All the records that follow need to be reproduced exactly. Omit the images.

-- Listed records start --

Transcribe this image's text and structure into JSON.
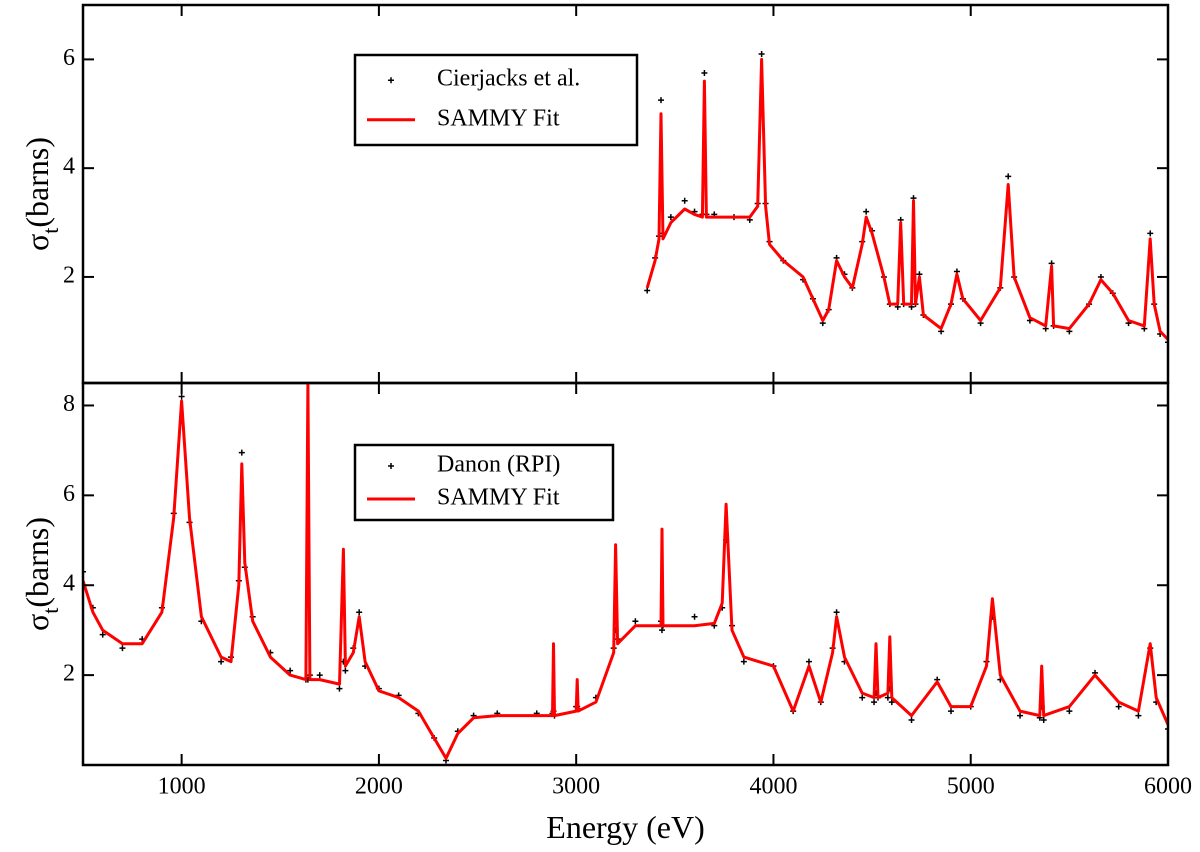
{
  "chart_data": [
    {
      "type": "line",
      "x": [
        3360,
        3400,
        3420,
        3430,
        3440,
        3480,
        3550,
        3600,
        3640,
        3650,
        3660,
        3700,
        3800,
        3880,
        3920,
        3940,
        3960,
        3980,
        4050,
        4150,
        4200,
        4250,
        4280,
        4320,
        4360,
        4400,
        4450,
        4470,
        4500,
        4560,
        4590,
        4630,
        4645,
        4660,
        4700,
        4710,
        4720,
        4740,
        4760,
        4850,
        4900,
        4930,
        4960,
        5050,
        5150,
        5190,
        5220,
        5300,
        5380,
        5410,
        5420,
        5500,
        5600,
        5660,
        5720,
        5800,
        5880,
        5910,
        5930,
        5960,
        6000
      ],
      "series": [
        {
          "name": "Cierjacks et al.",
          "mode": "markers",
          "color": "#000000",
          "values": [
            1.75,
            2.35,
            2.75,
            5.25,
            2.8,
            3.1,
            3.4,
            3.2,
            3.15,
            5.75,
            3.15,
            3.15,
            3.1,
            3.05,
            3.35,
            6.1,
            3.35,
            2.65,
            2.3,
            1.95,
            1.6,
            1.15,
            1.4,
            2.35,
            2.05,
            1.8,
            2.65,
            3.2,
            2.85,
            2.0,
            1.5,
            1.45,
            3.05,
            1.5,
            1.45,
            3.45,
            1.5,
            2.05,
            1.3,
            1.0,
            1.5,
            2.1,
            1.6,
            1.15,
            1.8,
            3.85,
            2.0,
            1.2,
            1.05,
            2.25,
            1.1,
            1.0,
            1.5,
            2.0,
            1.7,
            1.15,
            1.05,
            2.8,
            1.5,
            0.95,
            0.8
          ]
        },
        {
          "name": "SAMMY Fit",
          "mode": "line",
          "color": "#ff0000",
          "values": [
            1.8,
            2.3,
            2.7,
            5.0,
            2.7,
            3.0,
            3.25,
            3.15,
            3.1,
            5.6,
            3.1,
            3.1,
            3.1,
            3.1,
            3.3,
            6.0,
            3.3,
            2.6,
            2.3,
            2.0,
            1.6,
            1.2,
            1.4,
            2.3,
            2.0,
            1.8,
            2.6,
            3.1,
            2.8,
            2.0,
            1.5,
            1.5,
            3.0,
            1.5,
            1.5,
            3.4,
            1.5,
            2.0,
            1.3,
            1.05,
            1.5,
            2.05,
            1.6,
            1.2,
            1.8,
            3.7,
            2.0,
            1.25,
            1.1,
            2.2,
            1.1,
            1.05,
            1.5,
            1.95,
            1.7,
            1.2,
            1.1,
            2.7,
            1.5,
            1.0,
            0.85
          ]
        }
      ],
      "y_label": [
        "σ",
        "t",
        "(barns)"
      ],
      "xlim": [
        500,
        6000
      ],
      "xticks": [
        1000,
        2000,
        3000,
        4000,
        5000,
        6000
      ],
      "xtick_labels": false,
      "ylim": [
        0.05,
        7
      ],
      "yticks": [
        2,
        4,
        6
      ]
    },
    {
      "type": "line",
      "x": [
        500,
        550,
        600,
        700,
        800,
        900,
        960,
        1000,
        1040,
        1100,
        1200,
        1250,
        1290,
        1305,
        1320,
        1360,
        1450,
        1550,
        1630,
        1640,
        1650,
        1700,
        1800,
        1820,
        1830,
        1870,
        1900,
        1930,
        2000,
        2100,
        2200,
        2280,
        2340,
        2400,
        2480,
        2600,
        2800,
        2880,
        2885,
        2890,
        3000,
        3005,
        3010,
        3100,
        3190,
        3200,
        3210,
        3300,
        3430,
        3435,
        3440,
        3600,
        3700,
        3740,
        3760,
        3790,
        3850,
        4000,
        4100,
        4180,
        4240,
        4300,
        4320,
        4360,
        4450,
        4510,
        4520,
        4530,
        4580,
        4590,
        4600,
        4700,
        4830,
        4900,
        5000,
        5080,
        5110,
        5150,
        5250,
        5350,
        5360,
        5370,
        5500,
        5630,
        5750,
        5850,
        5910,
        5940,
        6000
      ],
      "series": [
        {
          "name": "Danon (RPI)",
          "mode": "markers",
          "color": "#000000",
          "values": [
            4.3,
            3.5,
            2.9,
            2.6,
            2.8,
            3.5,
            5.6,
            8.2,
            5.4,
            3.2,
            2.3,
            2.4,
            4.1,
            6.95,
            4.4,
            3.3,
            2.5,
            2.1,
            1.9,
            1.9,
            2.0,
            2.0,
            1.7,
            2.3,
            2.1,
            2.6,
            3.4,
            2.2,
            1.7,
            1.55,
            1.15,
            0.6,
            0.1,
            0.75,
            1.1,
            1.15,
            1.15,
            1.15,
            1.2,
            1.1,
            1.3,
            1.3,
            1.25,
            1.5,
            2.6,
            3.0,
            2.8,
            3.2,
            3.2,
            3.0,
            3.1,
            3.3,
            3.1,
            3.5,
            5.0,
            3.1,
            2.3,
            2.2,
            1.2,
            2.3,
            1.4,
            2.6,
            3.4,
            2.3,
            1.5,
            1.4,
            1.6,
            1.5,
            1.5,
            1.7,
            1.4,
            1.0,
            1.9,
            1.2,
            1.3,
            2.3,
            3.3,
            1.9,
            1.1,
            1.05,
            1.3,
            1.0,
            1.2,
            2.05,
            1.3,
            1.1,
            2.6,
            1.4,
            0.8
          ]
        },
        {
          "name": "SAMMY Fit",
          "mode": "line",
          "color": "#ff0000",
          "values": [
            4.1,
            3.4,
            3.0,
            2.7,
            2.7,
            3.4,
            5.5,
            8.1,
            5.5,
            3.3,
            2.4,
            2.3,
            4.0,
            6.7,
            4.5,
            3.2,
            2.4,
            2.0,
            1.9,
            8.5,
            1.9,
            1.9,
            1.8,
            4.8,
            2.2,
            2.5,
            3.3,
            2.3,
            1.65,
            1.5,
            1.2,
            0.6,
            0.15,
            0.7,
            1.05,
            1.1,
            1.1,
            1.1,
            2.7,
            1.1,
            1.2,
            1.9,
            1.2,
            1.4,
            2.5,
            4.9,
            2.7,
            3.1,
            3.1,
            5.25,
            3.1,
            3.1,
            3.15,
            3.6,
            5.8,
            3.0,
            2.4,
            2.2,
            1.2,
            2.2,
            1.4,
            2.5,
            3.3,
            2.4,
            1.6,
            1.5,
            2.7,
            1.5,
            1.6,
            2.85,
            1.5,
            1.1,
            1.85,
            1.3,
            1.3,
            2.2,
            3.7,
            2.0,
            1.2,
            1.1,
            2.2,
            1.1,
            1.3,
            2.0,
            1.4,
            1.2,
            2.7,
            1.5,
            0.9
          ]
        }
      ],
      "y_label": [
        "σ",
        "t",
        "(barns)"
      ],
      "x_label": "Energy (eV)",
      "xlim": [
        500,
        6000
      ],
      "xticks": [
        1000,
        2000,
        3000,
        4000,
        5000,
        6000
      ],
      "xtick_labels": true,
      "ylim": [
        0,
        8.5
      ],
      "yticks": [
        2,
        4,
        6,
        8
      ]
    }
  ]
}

-- Listed records end --

== Response to this exercise ==
Transcribe this image's text and structure into JSON.
{
  "chart_data": [
    {
      "type": "line",
      "x": [
        3360,
        3400,
        3420,
        3430,
        3440,
        3480,
        3550,
        3600,
        3640,
        3650,
        3660,
        3700,
        3800,
        3880,
        3920,
        3940,
        3960,
        3980,
        4050,
        4150,
        4200,
        4250,
        4280,
        4320,
        4360,
        4400,
        4450,
        4470,
        4500,
        4560,
        4590,
        4630,
        4645,
        4660,
        4700,
        4710,
        4720,
        4740,
        4760,
        4850,
        4900,
        4930,
        4960,
        5050,
        5150,
        5190,
        5220,
        5300,
        5380,
        5410,
        5420,
        5500,
        5600,
        5660,
        5720,
        5800,
        5880,
        5910,
        5930,
        5960,
        6000
      ],
      "series": [
        {
          "name": "Cierjacks et al.",
          "mode": "markers",
          "color": "#000000",
          "values": [
            1.75,
            2.35,
            2.75,
            5.25,
            2.8,
            3.1,
            3.4,
            3.2,
            3.15,
            5.75,
            3.15,
            3.15,
            3.1,
            3.05,
            3.35,
            6.1,
            3.35,
            2.65,
            2.3,
            1.95,
            1.6,
            1.15,
            1.4,
            2.35,
            2.05,
            1.8,
            2.65,
            3.2,
            2.85,
            2.0,
            1.5,
            1.45,
            3.05,
            1.5,
            1.45,
            3.45,
            1.5,
            2.05,
            1.3,
            1.0,
            1.5,
            2.1,
            1.6,
            1.15,
            1.8,
            3.85,
            2.0,
            1.2,
            1.05,
            2.25,
            1.1,
            1.0,
            1.5,
            2.0,
            1.7,
            1.15,
            1.05,
            2.8,
            1.5,
            0.95,
            0.8
          ]
        },
        {
          "name": "SAMMY Fit",
          "mode": "line",
          "color": "#ff0000",
          "values": [
            1.8,
            2.3,
            2.7,
            5.0,
            2.7,
            3.0,
            3.25,
            3.15,
            3.1,
            5.6,
            3.1,
            3.1,
            3.1,
            3.1,
            3.3,
            6.0,
            3.3,
            2.6,
            2.3,
            2.0,
            1.6,
            1.2,
            1.4,
            2.3,
            2.0,
            1.8,
            2.6,
            3.1,
            2.8,
            2.0,
            1.5,
            1.5,
            3.0,
            1.5,
            1.5,
            3.4,
            1.5,
            2.0,
            1.3,
            1.05,
            1.5,
            2.05,
            1.6,
            1.2,
            1.8,
            3.7,
            2.0,
            1.25,
            1.1,
            2.2,
            1.1,
            1.05,
            1.5,
            1.95,
            1.7,
            1.2,
            1.1,
            2.7,
            1.5,
            1.0,
            0.85
          ]
        }
      ],
      "y_label": [
        "σ",
        "t",
        "(barns)"
      ],
      "xlim": [
        500,
        6000
      ],
      "xticks": [
        1000,
        2000,
        3000,
        4000,
        5000,
        6000
      ],
      "xtick_labels": false,
      "ylim": [
        0.05,
        7
      ],
      "yticks": [
        2,
        4,
        6
      ]
    },
    {
      "type": "line",
      "x": [
        500,
        550,
        600,
        700,
        800,
        900,
        960,
        1000,
        1040,
        1100,
        1200,
        1250,
        1290,
        1305,
        1320,
        1360,
        1450,
        1550,
        1630,
        1640,
        1650,
        1700,
        1800,
        1820,
        1830,
        1870,
        1900,
        1930,
        2000,
        2100,
        2200,
        2280,
        2340,
        2400,
        2480,
        2600,
        2800,
        2880,
        2885,
        2890,
        3000,
        3005,
        3010,
        3100,
        3190,
        3200,
        3210,
        3300,
        3430,
        3435,
        3440,
        3600,
        3700,
        3740,
        3760,
        3790,
        3850,
        4000,
        4100,
        4180,
        4240,
        4300,
        4320,
        4360,
        4450,
        4510,
        4520,
        4530,
        4580,
        4590,
        4600,
        4700,
        4830,
        4900,
        5000,
        5080,
        5110,
        5150,
        5250,
        5350,
        5360,
        5370,
        5500,
        5630,
        5750,
        5850,
        5910,
        5940,
        6000
      ],
      "series": [
        {
          "name": "Danon (RPI)",
          "mode": "markers",
          "color": "#000000",
          "values": [
            4.3,
            3.5,
            2.9,
            2.6,
            2.8,
            3.5,
            5.6,
            8.2,
            5.4,
            3.2,
            2.3,
            2.4,
            4.1,
            6.95,
            4.4,
            3.3,
            2.5,
            2.1,
            1.9,
            1.9,
            2.0,
            2.0,
            1.7,
            2.3,
            2.1,
            2.6,
            3.4,
            2.2,
            1.7,
            1.55,
            1.15,
            0.6,
            0.1,
            0.75,
            1.1,
            1.15,
            1.15,
            1.15,
            1.2,
            1.1,
            1.3,
            1.3,
            1.25,
            1.5,
            2.6,
            3.0,
            2.8,
            3.2,
            3.2,
            3.0,
            3.1,
            3.3,
            3.1,
            3.5,
            5.0,
            3.1,
            2.3,
            2.2,
            1.2,
            2.3,
            1.4,
            2.6,
            3.4,
            2.3,
            1.5,
            1.4,
            1.6,
            1.5,
            1.5,
            1.7,
            1.4,
            1.0,
            1.9,
            1.2,
            1.3,
            2.3,
            3.3,
            1.9,
            1.1,
            1.05,
            1.3,
            1.0,
            1.2,
            2.05,
            1.3,
            1.1,
            2.6,
            1.4,
            0.8
          ]
        },
        {
          "name": "SAMMY Fit",
          "mode": "line",
          "color": "#ff0000",
          "values": [
            4.1,
            3.4,
            3.0,
            2.7,
            2.7,
            3.4,
            5.5,
            8.1,
            5.5,
            3.3,
            2.4,
            2.3,
            4.0,
            6.7,
            4.5,
            3.2,
            2.4,
            2.0,
            1.9,
            8.5,
            1.9,
            1.9,
            1.8,
            4.8,
            2.2,
            2.5,
            3.3,
            2.3,
            1.65,
            1.5,
            1.2,
            0.6,
            0.15,
            0.7,
            1.05,
            1.1,
            1.1,
            1.1,
            2.7,
            1.1,
            1.2,
            1.9,
            1.2,
            1.4,
            2.5,
            4.9,
            2.7,
            3.1,
            3.1,
            5.25,
            3.1,
            3.1,
            3.15,
            3.6,
            5.8,
            3.0,
            2.4,
            2.2,
            1.2,
            2.2,
            1.4,
            2.5,
            3.3,
            2.4,
            1.6,
            1.5,
            2.7,
            1.5,
            1.6,
            2.85,
            1.5,
            1.1,
            1.85,
            1.3,
            1.3,
            2.2,
            3.7,
            2.0,
            1.2,
            1.1,
            2.2,
            1.1,
            1.3,
            2.0,
            1.4,
            1.2,
            2.7,
            1.5,
            0.9
          ]
        }
      ],
      "y_label": [
        "σ",
        "t",
        "(barns)"
      ],
      "x_label": "Energy (eV)",
      "xlim": [
        500,
        6000
      ],
      "xticks": [
        1000,
        2000,
        3000,
        4000,
        5000,
        6000
      ],
      "xtick_labels": true,
      "ylim": [
        0,
        8.5
      ],
      "yticks": [
        2,
        4,
        6,
        8
      ]
    }
  ]
}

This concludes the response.